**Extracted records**
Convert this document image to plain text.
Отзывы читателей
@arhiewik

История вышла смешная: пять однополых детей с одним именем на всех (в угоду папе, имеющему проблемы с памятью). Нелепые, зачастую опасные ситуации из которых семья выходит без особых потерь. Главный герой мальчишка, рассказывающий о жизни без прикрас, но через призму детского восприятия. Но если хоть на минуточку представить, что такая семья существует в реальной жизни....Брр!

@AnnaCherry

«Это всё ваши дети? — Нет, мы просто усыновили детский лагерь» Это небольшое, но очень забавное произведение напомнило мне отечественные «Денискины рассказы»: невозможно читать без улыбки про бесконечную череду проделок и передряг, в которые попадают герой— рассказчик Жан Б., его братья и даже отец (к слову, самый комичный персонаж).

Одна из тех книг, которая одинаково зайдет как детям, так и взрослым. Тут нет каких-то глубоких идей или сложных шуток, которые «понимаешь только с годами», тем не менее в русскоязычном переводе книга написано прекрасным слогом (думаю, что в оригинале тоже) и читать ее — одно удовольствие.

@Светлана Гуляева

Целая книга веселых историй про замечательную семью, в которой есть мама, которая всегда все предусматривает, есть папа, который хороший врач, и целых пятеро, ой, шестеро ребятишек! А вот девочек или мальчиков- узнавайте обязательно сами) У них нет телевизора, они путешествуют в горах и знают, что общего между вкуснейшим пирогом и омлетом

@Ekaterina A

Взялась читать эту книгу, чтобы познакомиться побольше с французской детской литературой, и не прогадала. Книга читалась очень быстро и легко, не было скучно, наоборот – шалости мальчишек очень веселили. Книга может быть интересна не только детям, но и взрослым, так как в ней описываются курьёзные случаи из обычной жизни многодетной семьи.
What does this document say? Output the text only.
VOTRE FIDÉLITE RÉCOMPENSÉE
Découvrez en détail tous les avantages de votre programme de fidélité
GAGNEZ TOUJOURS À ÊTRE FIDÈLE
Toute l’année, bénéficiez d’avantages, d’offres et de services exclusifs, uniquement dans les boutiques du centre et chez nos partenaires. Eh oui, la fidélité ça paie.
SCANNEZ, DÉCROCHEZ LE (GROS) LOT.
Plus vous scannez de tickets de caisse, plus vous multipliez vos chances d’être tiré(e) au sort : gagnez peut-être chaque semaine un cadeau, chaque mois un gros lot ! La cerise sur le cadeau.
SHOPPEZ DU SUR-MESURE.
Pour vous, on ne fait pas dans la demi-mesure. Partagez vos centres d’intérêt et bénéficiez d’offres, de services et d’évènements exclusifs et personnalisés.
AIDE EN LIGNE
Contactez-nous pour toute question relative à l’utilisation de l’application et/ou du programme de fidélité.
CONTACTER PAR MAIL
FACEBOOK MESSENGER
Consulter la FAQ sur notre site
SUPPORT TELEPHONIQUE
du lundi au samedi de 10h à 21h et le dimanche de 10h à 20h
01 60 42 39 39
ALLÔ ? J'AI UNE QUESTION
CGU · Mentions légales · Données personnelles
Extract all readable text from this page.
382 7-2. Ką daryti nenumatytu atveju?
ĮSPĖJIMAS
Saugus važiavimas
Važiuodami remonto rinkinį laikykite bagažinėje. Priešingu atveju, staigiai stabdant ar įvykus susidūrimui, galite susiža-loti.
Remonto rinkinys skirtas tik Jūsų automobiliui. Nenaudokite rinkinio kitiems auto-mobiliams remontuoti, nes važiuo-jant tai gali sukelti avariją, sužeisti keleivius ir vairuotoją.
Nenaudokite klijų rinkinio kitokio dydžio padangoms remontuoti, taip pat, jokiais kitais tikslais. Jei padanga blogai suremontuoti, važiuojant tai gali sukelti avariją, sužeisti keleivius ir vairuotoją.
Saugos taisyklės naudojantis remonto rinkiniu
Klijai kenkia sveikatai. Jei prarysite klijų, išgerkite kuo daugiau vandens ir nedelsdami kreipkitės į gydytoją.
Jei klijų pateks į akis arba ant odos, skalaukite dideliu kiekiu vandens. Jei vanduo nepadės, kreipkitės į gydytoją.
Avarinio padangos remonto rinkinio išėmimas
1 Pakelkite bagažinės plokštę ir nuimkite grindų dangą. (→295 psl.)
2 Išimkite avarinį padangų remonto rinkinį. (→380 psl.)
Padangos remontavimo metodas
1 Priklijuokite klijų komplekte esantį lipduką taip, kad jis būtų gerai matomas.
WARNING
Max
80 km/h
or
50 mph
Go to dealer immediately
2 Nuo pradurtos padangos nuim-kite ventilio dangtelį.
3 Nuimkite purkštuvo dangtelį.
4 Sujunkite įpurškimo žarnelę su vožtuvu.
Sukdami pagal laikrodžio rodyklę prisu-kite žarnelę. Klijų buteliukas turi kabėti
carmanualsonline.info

**PROBLEM DETAILS**
Set all of the entries down again, exactly as they were given.

**OUTPUT OF THE EXERCISE**
Convert this document image to plain text.
Отзывы читателей
@arhiewik

История вышла смешная: пять однополых детей с одним именем на всех (в угоду папе, имеющему проблемы с памятью). Нелепые, зачастую опасные ситуации из которых семья выходит без особых потерь. Главный герой мальчишка, рассказывающий о жизни без прикрас, но через призму детского восприятия. Но если хоть на минуточку представить, что такая семья существует в реальной жизни....Брр!

@AnnaCherry

«Это всё ваши дети? — Нет, мы просто усыновили детский лагерь» Это небольшое, но очень забавное произведение напомнило мне отечественные «Денискины рассказы»: невозможно читать без улыбки про бесконечную череду проделок и передряг, в которые попадают герой— рассказчик Жан Б., его братья и даже отец (к слову, самый комичный персонаж).

Одна из тех книг, которая одинаково зайдет как детям, так и взрослым. Тут нет каких-то глубоких идей или сложных шуток, которые «понимаешь только с годами», тем не менее в русскоязычном переводе книга написано прекрасным слогом (думаю, что в оригинале тоже) и читать ее — одно удовольствие.

@Светлана Гуляева

Целая книга веселых историй про замечательную семью, в которой есть мама, которая всегда все предусматривает, есть папа, который хороший врач, и целых пятеро, ой, шестеро ребятишек! А вот девочек или мальчиков- узнавайте обязательно сами) У них нет телевизора, они путешествуют в горах и знают, что общего между вкуснейшим пирогом и омлетом

@Ekaterina A

Взялась читать эту книгу, чтобы познакомиться побольше с французской детской литературой, и не прогадала. Книга читалась очень быстро и легко, не было скучно, наоборот – шалости мальчишек очень веселили. Книга может быть интересна не только детям, но и взрослым, так как в ней описываются курьёзные случаи из обычной жизни многодетной семьи.
What does this document say? Output the text only.
VOTRE FIDÉLITE RÉCOMPENSÉE
Découvrez en détail tous les avantages de votre programme de fidélité
GAGNEZ TOUJOURS À ÊTRE FIDÈLE
Toute l’année, bénéficiez d’avantages, d’offres et de services exclusifs, uniquement dans les boutiques du centre et chez nos partenaires. Eh oui, la fidélité ça paie.
SCANNEZ, DÉCROCHEZ LE (GROS) LOT.
Plus vous scannez de tickets de caisse, plus vous multipliez vos chances d’être tiré(e) au sort : gagnez peut-être chaque semaine un cadeau, chaque mois un gros lot ! La cerise sur le cadeau.
SHOPPEZ DU SUR-MESURE.
Pour vous, on ne fait pas dans la demi-mesure. Partagez vos centres d’intérêt et bénéficiez d’offres, de services et d’évènements exclusifs et personnalisés.
AIDE EN LIGNE
Contactez-nous pour toute question relative à l’utilisation de l’application et/ou du programme de fidélité.
CONTACTER PAR MAIL
FACEBOOK MESSENGER
Consulter la FAQ sur notre site
SUPPORT TELEPHONIQUE
du lundi au samedi de 10h à 21h et le dimanche de 10h à 20h
01 60 42 39 39
ALLÔ ? J'AI UNE QUESTION
CGU · Mentions légales · Données personnelles
Extract all readable text from this page.
382 7-2. Ką daryti nenumatytu atveju?
ĮSPĖJIMAS
Saugus važiavimas
Važiuodami remonto rinkinį laikykite bagažinėje. Priešingu atveju, staigiai stabdant ar įvykus susidūrimui, galite susiža-loti.
Remonto rinkinys skirtas tik Jūsų automobiliui. Nenaudokite rinkinio kitiems auto-mobiliams remontuoti, nes važiuo-jant tai gali sukelti avariją, sužeisti keleivius ir vairuotoją.
Nenaudokite klijų rinkinio kitokio dydžio padangoms remontuoti, taip pat, jokiais kitais tikslais. Jei padanga blogai suremontuoti, važiuojant tai gali sukelti avariją, sužeisti keleivius ir vairuotoją.
Saugos taisyklės naudojantis remonto rinkiniu
Klijai kenkia sveikatai. Jei prarysite klijų, išgerkite kuo daugiau vandens ir nedelsdami kreipkitės į gydytoją.
Jei klijų pateks į akis arba ant odos, skalaukite dideliu kiekiu vandens. Jei vanduo nepadės, kreipkitės į gydytoją.
Avarinio padangos remonto rinkinio išėmimas
1 Pakelkite bagažinės plokštę ir nuimkite grindų dangą. (→295 psl.)
2 Išimkite avarinį padangų remonto rinkinį. (→380 psl.)
Padangos remontavimo metodas
1 Priklijuokite klijų komplekte esantį lipduką taip, kad jis būtų gerai matomas.
WARNING
Max
80 km/h
or
50 mph
Go to dealer immediately
2 Nuo pradurtos padangos nuim-kite ventilio dangtelį.
3 Nuimkite purkštuvo dangtelį.
4 Sujunkite įpurškimo žarnelę su vožtuvu.
Sukdami pagal laikrodžio rodyklę prisu-kite žarnelę. Klijų buteliukas turi kabėti
carmanualsonline.info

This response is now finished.